● **Task brief**
Write out the entire listing below exactly, with the pictures left out.

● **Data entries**

________________

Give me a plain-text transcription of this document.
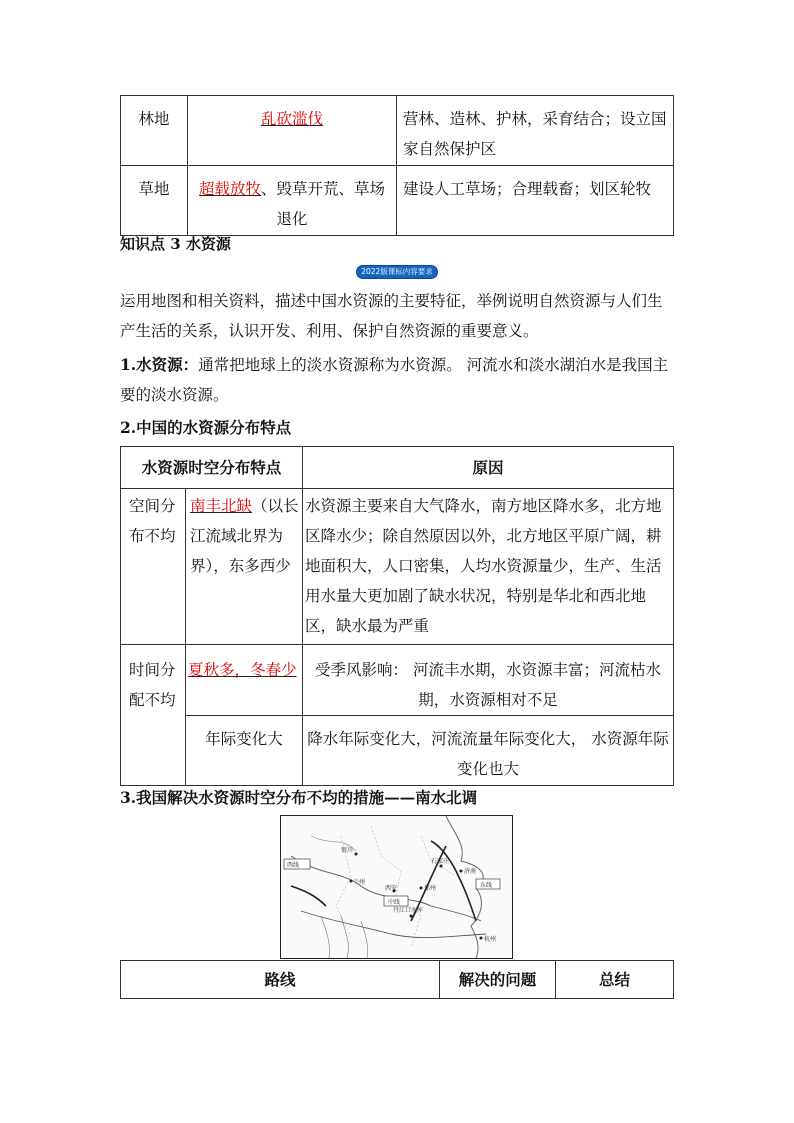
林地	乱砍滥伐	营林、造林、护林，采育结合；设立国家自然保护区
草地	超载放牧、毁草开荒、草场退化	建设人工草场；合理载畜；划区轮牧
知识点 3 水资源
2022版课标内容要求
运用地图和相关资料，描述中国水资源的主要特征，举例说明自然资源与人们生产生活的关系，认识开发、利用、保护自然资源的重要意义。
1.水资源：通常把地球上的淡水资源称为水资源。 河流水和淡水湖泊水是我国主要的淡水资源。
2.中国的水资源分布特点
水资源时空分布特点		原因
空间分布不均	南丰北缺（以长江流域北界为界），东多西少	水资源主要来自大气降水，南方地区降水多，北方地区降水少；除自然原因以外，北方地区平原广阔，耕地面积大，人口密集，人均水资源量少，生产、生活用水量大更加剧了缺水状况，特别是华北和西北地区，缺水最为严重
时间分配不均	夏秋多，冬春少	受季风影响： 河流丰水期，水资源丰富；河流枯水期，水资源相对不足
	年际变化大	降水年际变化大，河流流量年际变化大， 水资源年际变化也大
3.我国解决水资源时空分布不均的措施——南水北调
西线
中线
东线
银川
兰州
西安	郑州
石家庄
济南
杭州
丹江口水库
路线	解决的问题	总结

________________

● **Solution for this problem**
Give me a plain-text transcription of this document.
林地	乱砍滥伐	营林、造林、护林，采育结合；设立国家自然保护区
草地	超载放牧、毁草开荒、草场退化	建设人工草场；合理载畜；划区轮牧
知识点 3 水资源
2022版课标内容要求
运用地图和相关资料，描述中国水资源的主要特征，举例说明自然资源与人们生产生活的关系，认识开发、利用、保护自然资源的重要意义。
1.水资源：通常把地球上的淡水资源称为水资源。 河流水和淡水湖泊水是我国主要的淡水资源。
2.中国的水资源分布特点
水资源时空分布特点		原因
空间分布不均	南丰北缺（以长江流域北界为界），东多西少	水资源主要来自大气降水，南方地区降水多，北方地区降水少；除自然原因以外，北方地区平原广阔，耕地面积大，人口密集，人均水资源量少，生产、生活用水量大更加剧了缺水状况，特别是华北和西北地区，缺水最为严重
时间分配不均	夏秋多，冬春少	受季风影响： 河流丰水期，水资源丰富；河流枯水期，水资源相对不足
	年际变化大	降水年际变化大，河流流量年际变化大， 水资源年际变化也大
3.我国解决水资源时空分布不均的措施——南水北调
西线
中线
东线
银川
兰州
西安	郑州
石家庄
济南
杭州
丹江口水库
路线	解决的问题	总结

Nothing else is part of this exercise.